** Required task **
Would you write out the entries below, every one of them, exactly?

- - - - - - -

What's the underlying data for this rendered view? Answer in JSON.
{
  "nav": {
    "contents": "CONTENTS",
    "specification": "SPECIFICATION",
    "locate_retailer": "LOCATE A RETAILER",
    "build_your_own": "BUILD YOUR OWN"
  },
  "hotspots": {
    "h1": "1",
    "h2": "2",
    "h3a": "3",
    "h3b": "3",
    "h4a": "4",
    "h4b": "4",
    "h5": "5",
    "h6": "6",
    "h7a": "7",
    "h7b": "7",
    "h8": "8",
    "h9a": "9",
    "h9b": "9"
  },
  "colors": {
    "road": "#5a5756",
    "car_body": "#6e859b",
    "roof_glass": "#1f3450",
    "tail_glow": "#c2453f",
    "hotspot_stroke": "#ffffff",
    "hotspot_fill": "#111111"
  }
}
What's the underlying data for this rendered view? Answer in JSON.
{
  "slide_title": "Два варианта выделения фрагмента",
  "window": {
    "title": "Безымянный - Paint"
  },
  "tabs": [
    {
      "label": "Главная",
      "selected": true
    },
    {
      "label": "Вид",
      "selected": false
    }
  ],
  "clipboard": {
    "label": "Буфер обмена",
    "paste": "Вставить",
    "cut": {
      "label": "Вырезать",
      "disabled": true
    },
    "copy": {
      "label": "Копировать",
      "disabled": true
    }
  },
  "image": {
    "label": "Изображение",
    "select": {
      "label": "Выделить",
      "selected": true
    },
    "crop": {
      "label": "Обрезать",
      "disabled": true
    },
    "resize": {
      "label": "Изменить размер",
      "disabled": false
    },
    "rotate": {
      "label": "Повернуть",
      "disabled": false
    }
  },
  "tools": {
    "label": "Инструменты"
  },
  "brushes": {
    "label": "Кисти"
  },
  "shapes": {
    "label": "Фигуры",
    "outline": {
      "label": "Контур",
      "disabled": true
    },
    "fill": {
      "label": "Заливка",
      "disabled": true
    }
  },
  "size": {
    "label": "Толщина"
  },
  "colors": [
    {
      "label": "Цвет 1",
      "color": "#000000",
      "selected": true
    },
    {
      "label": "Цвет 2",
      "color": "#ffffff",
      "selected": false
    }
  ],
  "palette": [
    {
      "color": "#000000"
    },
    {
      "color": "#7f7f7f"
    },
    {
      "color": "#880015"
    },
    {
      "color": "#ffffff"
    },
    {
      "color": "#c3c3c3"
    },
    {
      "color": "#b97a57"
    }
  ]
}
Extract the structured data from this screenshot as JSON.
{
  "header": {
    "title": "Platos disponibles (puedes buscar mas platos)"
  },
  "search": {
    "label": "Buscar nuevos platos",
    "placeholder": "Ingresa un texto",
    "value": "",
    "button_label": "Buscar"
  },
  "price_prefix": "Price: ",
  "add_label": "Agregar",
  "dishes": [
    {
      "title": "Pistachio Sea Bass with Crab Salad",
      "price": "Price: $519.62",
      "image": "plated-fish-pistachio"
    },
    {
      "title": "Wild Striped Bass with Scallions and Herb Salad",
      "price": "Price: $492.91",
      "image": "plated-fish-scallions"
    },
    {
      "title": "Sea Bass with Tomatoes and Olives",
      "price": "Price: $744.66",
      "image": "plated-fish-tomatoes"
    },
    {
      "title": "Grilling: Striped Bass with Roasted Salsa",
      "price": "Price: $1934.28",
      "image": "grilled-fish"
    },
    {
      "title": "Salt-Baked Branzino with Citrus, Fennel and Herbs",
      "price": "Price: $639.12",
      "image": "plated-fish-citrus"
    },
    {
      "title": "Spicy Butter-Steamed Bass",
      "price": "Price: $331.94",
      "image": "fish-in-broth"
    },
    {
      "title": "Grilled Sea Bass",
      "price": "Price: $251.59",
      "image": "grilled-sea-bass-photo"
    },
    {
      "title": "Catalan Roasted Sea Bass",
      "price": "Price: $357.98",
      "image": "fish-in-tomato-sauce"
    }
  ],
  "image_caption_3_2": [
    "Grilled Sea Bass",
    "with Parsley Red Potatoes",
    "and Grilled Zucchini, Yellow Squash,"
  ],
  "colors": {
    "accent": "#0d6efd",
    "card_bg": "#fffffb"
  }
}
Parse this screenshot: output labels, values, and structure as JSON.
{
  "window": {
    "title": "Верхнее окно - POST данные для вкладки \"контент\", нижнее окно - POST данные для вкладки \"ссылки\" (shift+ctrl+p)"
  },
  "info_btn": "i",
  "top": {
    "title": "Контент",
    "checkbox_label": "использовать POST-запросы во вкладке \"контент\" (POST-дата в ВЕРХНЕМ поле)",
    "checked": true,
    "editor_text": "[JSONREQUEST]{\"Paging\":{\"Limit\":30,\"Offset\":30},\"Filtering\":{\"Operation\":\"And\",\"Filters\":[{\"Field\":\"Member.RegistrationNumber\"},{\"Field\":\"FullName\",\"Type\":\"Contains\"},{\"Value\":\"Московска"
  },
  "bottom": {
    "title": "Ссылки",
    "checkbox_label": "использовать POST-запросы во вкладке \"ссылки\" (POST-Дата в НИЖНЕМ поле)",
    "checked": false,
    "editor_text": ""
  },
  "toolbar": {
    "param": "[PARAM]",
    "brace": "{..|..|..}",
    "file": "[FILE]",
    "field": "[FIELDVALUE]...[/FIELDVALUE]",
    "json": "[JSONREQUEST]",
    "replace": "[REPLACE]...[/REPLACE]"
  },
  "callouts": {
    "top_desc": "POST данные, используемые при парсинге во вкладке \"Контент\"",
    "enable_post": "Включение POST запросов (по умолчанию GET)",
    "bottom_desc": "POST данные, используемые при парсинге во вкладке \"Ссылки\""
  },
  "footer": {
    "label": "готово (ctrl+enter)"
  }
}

- - - - - - -

** Final answer **
What's the underlying data for this rendered view? Answer in JSON.
{
  "nav": {
    "contents": "CONTENTS",
    "specification": "SPECIFICATION",
    "locate_retailer": "LOCATE A RETAILER",
    "build_your_own": "BUILD YOUR OWN"
  },
  "hotspots": {
    "h1": "1",
    "h2": "2",
    "h3a": "3",
    "h3b": "3",
    "h4a": "4",
    "h4b": "4",
    "h5": "5",
    "h6": "6",
    "h7a": "7",
    "h7b": "7",
    "h8": "8",
    "h9a": "9",
    "h9b": "9"
  },
  "colors": {
    "road": "#5a5756",
    "car_body": "#6e859b",
    "roof_glass": "#1f3450",
    "tail_glow": "#c2453f",
    "hotspot_stroke": "#ffffff",
    "hotspot_fill": "#111111"
  }
}
What's the underlying data for this rendered view? Answer in JSON.
{
  "slide_title": "Два варианта выделения фрагмента",
  "window": {
    "title": "Безымянный - Paint"
  },
  "tabs": [
    {
      "label": "Главная",
      "selected": true
    },
    {
      "label": "Вид",
      "selected": false
    }
  ],
  "clipboard": {
    "label": "Буфер обмена",
    "paste": "Вставить",
    "cut": {
      "label": "Вырезать",
      "disabled": true
    },
    "copy": {
      "label": "Копировать",
      "disabled": true
    }
  },
  "image": {
    "label": "Изображение",
    "select": {
      "label": "Выделить",
      "selected": true
    },
    "crop": {
      "label": "Обрезать",
      "disabled": true
    },
    "resize": {
      "label": "Изменить размер",
      "disabled": false
    },
    "rotate": {
      "label": "Повернуть",
      "disabled": false
    }
  },
  "tools": {
    "label": "Инструменты"
  },
  "brushes": {
    "label": "Кисти"
  },
  "shapes": {
    "label": "Фигуры",
    "outline": {
      "label": "Контур",
      "disabled": true
    },
    "fill": {
      "label": "Заливка",
      "disabled": true
    }
  },
  "size": {
    "label": "Толщина"
  },
  "colors": [
    {
      "label": "Цвет 1",
      "color": "#000000",
      "selected": true
    },
    {
      "label": "Цвет 2",
      "color": "#ffffff",
      "selected": false
    }
  ],
  "palette": [
    {
      "color": "#000000"
    },
    {
      "color": "#7f7f7f"
    },
    {
      "color": "#880015"
    },
    {
      "color": "#ffffff"
    },
    {
      "color": "#c3c3c3"
    },
    {
      "color": "#b97a57"
    }
  ]
}
Extract the structured data from this screenshot as JSON.
{
  "header": {
    "title": "Platos disponibles (puedes buscar mas platos)"
  },
  "search": {
    "label": "Buscar nuevos platos",
    "placeholder": "Ingresa un texto",
    "value": "",
    "button_label": "Buscar"
  },
  "price_prefix": "Price: ",
  "add_label": "Agregar",
  "dishes": [
    {
      "title": "Pistachio Sea Bass with Crab Salad",
      "price": "Price: $519.62",
      "image": "plated-fish-pistachio"
    },
    {
      "title": "Wild Striped Bass with Scallions and Herb Salad",
      "price": "Price: $492.91",
      "image": "plated-fish-scallions"
    },
    {
      "title": "Sea Bass with Tomatoes and Olives",
      "price": "Price: $744.66",
      "image": "plated-fish-tomatoes"
    },
    {
      "title": "Grilling: Striped Bass with Roasted Salsa",
      "price": "Price: $1934.28",
      "image": "grilled-fish"
    },
    {
      "title": "Salt-Baked Branzino with Citrus, Fennel and Herbs",
      "price": "Price: $639.12",
      "image": "plated-fish-citrus"
    },
    {
      "title": "Spicy Butter-Steamed Bass",
      "price": "Price: $331.94",
      "image": "fish-in-broth"
    },
    {
      "title": "Grilled Sea Bass",
      "price": "Price: $251.59",
      "image": "grilled-sea-bass-photo"
    },
    {
      "title": "Catalan Roasted Sea Bass",
      "price": "Price: $357.98",
      "image": "fish-in-tomato-sauce"
    }
  ],
  "image_caption_3_2": [
    "Grilled Sea Bass",
    "with Parsley Red Potatoes",
    "and Grilled Zucchini, Yellow Squash,"
  ],
  "colors": {
    "accent": "#0d6efd",
    "card_bg": "#fffffb"
  }
}
Parse this screenshot: output labels, values, and structure as JSON.
{
  "window": {
    "title": "Верхнее окно - POST данные для вкладки \"контент\", нижнее окно - POST данные для вкладки \"ссылки\" (shift+ctrl+p)"
  },
  "info_btn": "i",
  "top": {
    "title": "Контент",
    "checkbox_label": "использовать POST-запросы во вкладке \"контент\" (POST-дата в ВЕРХНЕМ поле)",
    "checked": true,
    "editor_text": "[JSONREQUEST]{\"Paging\":{\"Limit\":30,\"Offset\":30},\"Filtering\":{\"Operation\":\"And\",\"Filters\":[{\"Field\":\"Member.RegistrationNumber\"},{\"Field\":\"FullName\",\"Type\":\"Contains\"},{\"Value\":\"Московска"
  },
  "bottom": {
    "title": "Ссылки",
    "checkbox_label": "использовать POST-запросы во вкладке \"ссылки\" (POST-Дата в НИЖНЕМ поле)",
    "checked": false,
    "editor_text": ""
  },
  "toolbar": {
    "param": "[PARAM]",
    "brace": "{..|..|..}",
    "file": "[FILE]",
    "field": "[FIELDVALUE]...[/FIELDVALUE]",
    "json": "[JSONREQUEST]",
    "replace": "[REPLACE]...[/REPLACE]"
  },
  "callouts": {
    "top_desc": "POST данные, используемые при парсинге во вкладке \"Контент\"",
    "enable_post": "Включение POST запросов (по умолчанию GET)",
    "bottom_desc": "POST данные, используемые при парсинге во вкладке \"Ссылки\""
  },
  "footer": {
    "label": "готово (ctrl+enter)"
  }
}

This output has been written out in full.